━━━ Record set ━━━

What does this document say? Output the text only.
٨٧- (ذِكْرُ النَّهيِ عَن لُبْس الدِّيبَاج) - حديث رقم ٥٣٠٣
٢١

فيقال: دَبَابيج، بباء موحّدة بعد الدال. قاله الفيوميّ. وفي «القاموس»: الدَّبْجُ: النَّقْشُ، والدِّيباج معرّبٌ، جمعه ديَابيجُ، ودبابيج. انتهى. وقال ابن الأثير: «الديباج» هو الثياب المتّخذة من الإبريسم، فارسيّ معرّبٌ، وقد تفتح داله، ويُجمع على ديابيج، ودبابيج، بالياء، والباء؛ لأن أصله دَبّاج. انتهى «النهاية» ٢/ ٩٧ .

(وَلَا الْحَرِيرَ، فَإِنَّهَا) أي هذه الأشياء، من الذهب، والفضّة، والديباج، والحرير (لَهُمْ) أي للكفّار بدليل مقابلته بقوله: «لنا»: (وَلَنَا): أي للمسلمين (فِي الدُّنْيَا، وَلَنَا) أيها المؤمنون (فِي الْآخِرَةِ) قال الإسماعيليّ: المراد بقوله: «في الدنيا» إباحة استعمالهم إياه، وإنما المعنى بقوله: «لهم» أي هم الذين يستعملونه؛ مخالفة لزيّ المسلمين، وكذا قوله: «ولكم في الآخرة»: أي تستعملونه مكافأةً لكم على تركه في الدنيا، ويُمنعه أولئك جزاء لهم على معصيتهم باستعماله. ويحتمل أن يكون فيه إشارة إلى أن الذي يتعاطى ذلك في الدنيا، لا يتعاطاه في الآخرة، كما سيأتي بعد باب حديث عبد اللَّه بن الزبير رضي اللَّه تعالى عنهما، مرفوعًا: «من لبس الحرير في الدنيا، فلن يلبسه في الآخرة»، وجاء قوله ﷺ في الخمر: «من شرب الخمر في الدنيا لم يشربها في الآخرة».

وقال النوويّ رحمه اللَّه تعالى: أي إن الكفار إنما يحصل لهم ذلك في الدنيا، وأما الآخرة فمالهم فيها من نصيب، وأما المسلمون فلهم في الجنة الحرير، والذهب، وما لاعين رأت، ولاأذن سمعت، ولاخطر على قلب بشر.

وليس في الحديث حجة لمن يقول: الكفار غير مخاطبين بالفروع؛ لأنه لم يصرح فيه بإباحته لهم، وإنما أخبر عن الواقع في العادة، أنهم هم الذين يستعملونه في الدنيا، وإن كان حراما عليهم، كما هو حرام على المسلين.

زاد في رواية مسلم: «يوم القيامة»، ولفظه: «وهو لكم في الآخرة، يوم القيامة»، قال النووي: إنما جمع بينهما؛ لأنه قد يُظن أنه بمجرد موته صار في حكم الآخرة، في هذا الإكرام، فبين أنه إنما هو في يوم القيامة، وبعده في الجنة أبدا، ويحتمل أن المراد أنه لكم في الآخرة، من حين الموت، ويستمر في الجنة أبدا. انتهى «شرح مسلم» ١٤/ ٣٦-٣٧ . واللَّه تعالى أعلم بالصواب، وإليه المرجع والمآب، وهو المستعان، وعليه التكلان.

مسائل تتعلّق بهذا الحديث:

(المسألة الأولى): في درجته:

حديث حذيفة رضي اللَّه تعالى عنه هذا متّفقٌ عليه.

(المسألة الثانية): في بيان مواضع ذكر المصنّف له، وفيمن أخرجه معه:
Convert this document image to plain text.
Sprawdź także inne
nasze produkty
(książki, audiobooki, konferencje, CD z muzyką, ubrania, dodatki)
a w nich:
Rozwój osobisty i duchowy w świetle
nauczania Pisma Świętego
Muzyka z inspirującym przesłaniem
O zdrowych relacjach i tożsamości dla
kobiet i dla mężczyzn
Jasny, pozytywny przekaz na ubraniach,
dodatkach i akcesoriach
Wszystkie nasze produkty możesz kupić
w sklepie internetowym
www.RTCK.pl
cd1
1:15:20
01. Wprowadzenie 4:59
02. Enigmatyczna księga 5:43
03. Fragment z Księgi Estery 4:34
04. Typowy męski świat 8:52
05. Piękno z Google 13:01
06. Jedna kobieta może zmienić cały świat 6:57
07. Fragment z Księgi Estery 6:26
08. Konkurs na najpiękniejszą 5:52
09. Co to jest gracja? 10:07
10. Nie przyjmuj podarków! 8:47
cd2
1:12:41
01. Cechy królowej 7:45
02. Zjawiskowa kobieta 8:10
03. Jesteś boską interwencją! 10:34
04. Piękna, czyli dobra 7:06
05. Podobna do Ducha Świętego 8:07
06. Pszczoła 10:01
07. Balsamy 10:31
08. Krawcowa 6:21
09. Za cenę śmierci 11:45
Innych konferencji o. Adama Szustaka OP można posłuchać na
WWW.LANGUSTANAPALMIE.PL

━━━

## Problem statement
Above are some records. Print them all exactly.

## Answer to the problem
What does this document say? Output the text only.
٨٧- (ذِكْرُ النَّهيِ عَن لُبْس الدِّيبَاج) - حديث رقم ٥٣٠٣
٢١

فيقال: دَبَابيج، بباء موحّدة بعد الدال. قاله الفيوميّ. وفي «القاموس»: الدَّبْجُ: النَّقْشُ، والدِّيباج معرّبٌ، جمعه ديَابيجُ، ودبابيج. انتهى. وقال ابن الأثير: «الديباج» هو الثياب المتّخذة من الإبريسم، فارسيّ معرّبٌ، وقد تفتح داله، ويُجمع على ديابيج، ودبابيج، بالياء، والباء؛ لأن أصله دَبّاج. انتهى «النهاية» ٢/ ٩٧ .

(وَلَا الْحَرِيرَ، فَإِنَّهَا) أي هذه الأشياء، من الذهب، والفضّة، والديباج، والحرير (لَهُمْ) أي للكفّار بدليل مقابلته بقوله: «لنا»: (وَلَنَا): أي للمسلمين (فِي الدُّنْيَا، وَلَنَا) أيها المؤمنون (فِي الْآخِرَةِ) قال الإسماعيليّ: المراد بقوله: «في الدنيا» إباحة استعمالهم إياه، وإنما المعنى بقوله: «لهم» أي هم الذين يستعملونه؛ مخالفة لزيّ المسلمين، وكذا قوله: «ولكم في الآخرة»: أي تستعملونه مكافأةً لكم على تركه في الدنيا، ويُمنعه أولئك جزاء لهم على معصيتهم باستعماله. ويحتمل أن يكون فيه إشارة إلى أن الذي يتعاطى ذلك في الدنيا، لا يتعاطاه في الآخرة، كما سيأتي بعد باب حديث عبد اللَّه بن الزبير رضي اللَّه تعالى عنهما، مرفوعًا: «من لبس الحرير في الدنيا، فلن يلبسه في الآخرة»، وجاء قوله ﷺ في الخمر: «من شرب الخمر في الدنيا لم يشربها في الآخرة».

وقال النوويّ رحمه اللَّه تعالى: أي إن الكفار إنما يحصل لهم ذلك في الدنيا، وأما الآخرة فمالهم فيها من نصيب، وأما المسلمون فلهم في الجنة الحرير، والذهب، وما لاعين رأت، ولاأذن سمعت، ولاخطر على قلب بشر.

وليس في الحديث حجة لمن يقول: الكفار غير مخاطبين بالفروع؛ لأنه لم يصرح فيه بإباحته لهم، وإنما أخبر عن الواقع في العادة، أنهم هم الذين يستعملونه في الدنيا، وإن كان حراما عليهم، كما هو حرام على المسلين.

زاد في رواية مسلم: «يوم القيامة»، ولفظه: «وهو لكم في الآخرة، يوم القيامة»، قال النووي: إنما جمع بينهما؛ لأنه قد يُظن أنه بمجرد موته صار في حكم الآخرة، في هذا الإكرام، فبين أنه إنما هو في يوم القيامة، وبعده في الجنة أبدا، ويحتمل أن المراد أنه لكم في الآخرة، من حين الموت، ويستمر في الجنة أبدا. انتهى «شرح مسلم» ١٤/ ٣٦-٣٧ . واللَّه تعالى أعلم بالصواب، وإليه المرجع والمآب، وهو المستعان، وعليه التكلان.

مسائل تتعلّق بهذا الحديث:

(المسألة الأولى): في درجته:

حديث حذيفة رضي اللَّه تعالى عنه هذا متّفقٌ عليه.

(المسألة الثانية): في بيان مواضع ذكر المصنّف له، وفيمن أخرجه معه:
Convert this document image to plain text.
Sprawdź także inne
nasze produkty
(książki, audiobooki, konferencje, CD z muzyką, ubrania, dodatki)
a w nich:
Rozwój osobisty i duchowy w świetle
nauczania Pisma Świętego
Muzyka z inspirującym przesłaniem
O zdrowych relacjach i tożsamości dla
kobiet i dla mężczyzn
Jasny, pozytywny przekaz na ubraniach,
dodatkach i akcesoriach
Wszystkie nasze produkty możesz kupić
w sklepie internetowym
www.RTCK.pl
cd1
1:15:20
01. Wprowadzenie 4:59
02. Enigmatyczna księga 5:43
03. Fragment z Księgi Estery 4:34
04. Typowy męski świat 8:52
05. Piękno z Google 13:01
06. Jedna kobieta może zmienić cały świat 6:57
07. Fragment z Księgi Estery 6:26
08. Konkurs na najpiękniejszą 5:52
09. Co to jest gracja? 10:07
10. Nie przyjmuj podarków! 8:47
cd2
1:12:41
01. Cechy królowej 7:45
02. Zjawiskowa kobieta 8:10
03. Jesteś boską interwencją! 10:34
04. Piękna, czyli dobra 7:06
05. Podobna do Ducha Świętego 8:07
06. Pszczoła 10:01
07. Balsamy 10:31
08. Krawcowa 6:21
09. Za cenę śmierci 11:45
Innych konferencji o. Adama Szustaka OP można posłuchać na
WWW.LANGUSTANAPALMIE.PL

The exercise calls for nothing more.